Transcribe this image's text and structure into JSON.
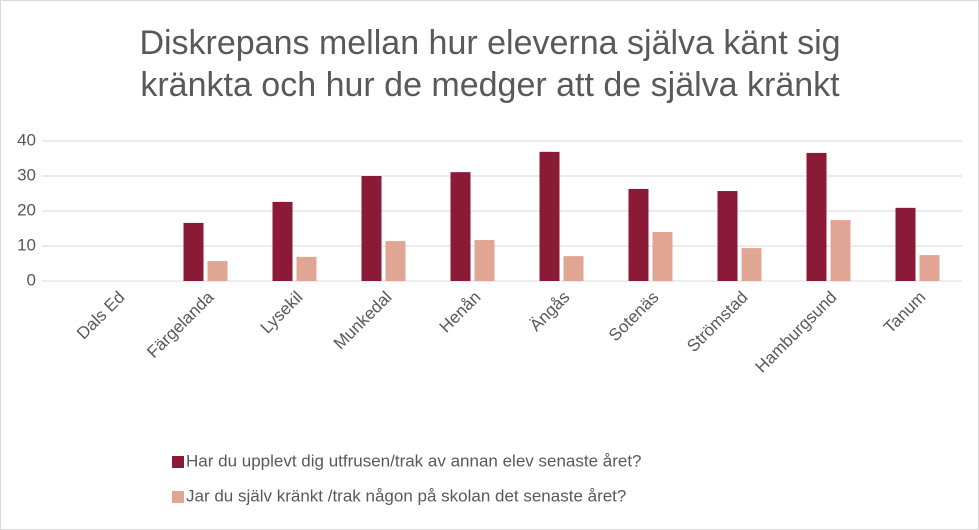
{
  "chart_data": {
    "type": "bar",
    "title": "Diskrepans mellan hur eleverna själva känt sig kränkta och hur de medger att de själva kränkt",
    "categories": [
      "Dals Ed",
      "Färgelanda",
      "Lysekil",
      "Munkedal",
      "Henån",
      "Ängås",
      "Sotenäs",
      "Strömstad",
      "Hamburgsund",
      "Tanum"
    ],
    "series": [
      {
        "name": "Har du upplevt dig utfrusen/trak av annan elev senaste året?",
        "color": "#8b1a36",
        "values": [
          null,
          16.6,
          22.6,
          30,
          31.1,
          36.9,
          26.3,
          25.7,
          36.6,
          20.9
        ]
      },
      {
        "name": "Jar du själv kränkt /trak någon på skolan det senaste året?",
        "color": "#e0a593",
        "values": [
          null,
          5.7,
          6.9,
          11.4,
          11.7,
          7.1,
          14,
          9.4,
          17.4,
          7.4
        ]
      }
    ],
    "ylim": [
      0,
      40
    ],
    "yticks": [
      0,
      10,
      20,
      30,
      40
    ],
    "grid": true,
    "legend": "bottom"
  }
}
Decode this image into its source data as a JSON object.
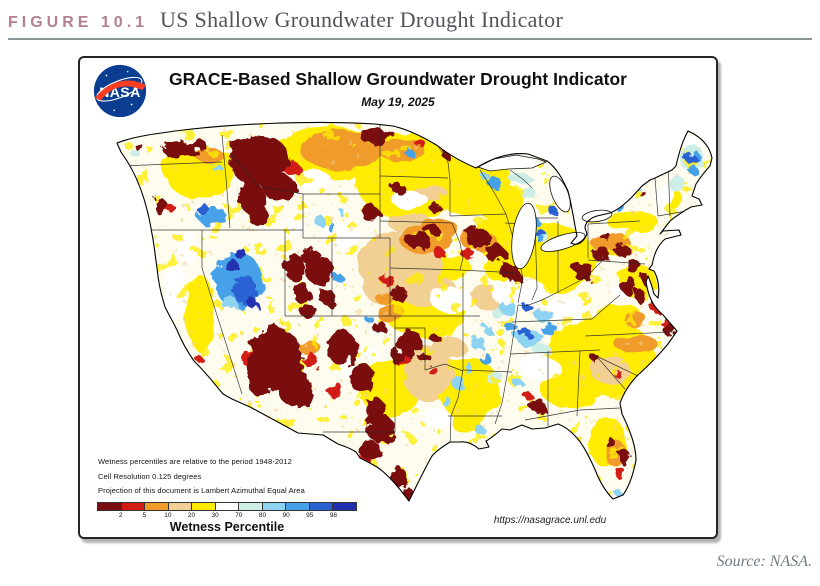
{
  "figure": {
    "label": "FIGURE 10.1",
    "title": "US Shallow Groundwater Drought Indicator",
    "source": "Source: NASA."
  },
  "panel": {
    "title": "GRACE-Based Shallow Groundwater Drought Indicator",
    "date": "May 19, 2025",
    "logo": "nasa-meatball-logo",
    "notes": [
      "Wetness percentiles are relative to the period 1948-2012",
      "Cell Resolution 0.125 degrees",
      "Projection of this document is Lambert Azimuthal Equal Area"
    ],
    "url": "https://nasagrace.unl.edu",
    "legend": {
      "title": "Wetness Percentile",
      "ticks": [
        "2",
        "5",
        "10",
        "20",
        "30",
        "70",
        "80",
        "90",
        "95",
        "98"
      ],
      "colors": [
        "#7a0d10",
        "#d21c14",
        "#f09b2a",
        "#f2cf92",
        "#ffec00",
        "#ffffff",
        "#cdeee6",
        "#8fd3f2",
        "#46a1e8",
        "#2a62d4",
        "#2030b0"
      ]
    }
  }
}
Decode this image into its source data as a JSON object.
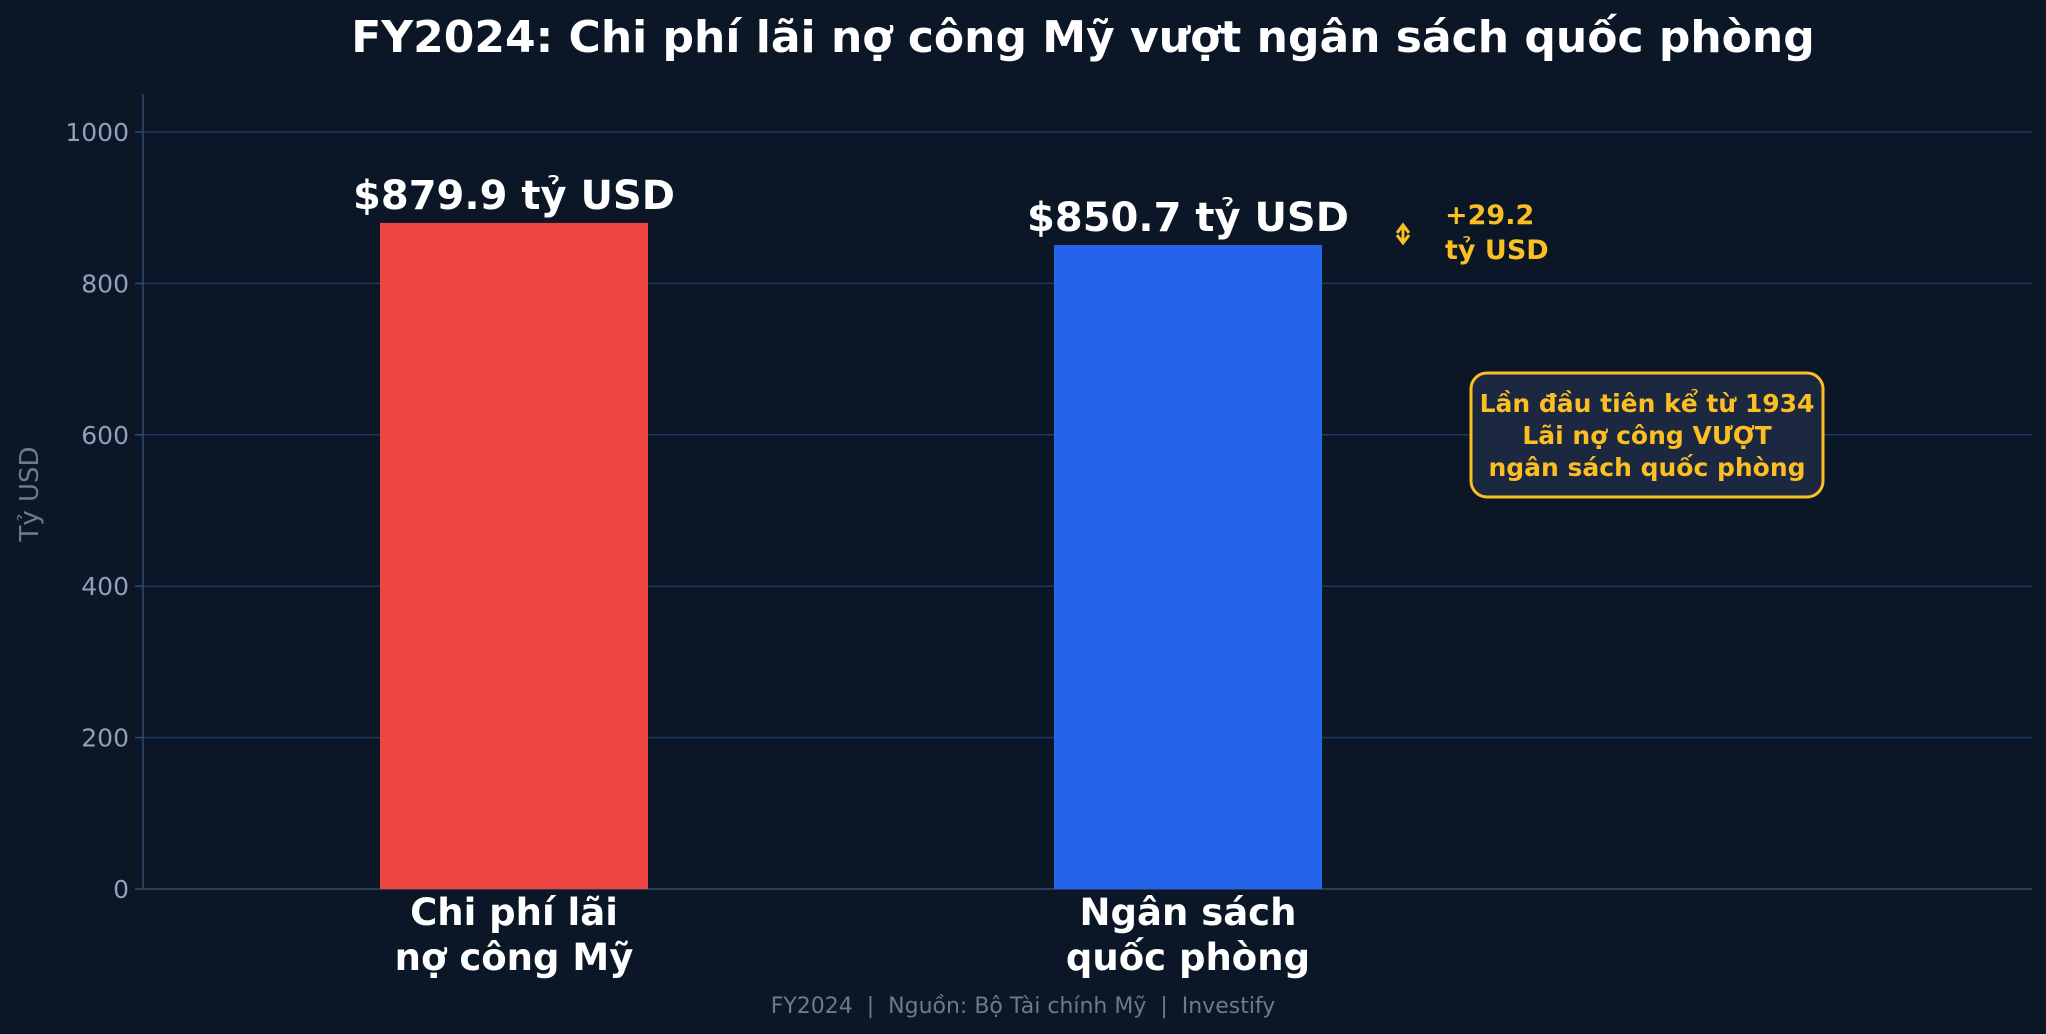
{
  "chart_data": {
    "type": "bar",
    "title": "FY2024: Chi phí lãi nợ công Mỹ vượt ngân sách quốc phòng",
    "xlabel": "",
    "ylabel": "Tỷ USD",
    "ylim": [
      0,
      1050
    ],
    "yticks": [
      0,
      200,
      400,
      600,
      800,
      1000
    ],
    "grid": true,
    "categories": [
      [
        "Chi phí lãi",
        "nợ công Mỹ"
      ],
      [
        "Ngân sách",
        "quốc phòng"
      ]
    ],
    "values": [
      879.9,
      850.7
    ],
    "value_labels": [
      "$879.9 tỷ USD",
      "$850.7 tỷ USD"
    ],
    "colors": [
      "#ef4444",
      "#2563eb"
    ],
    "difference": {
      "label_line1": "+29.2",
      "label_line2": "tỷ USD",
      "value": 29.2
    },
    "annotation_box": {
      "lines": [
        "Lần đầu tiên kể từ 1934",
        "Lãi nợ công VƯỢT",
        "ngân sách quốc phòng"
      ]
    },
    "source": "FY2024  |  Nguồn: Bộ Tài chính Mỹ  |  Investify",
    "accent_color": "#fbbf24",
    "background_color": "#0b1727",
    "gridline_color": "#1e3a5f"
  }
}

_The exercise_
Gather all lines with the string "sách" from the data.

_Exercise output_
    "title": "FY2024: Chi phí lãi nợ công Mỹ vượt ngân sách quốc phòng",
        "Ngân sách",
        "ngân sách quốc phòng"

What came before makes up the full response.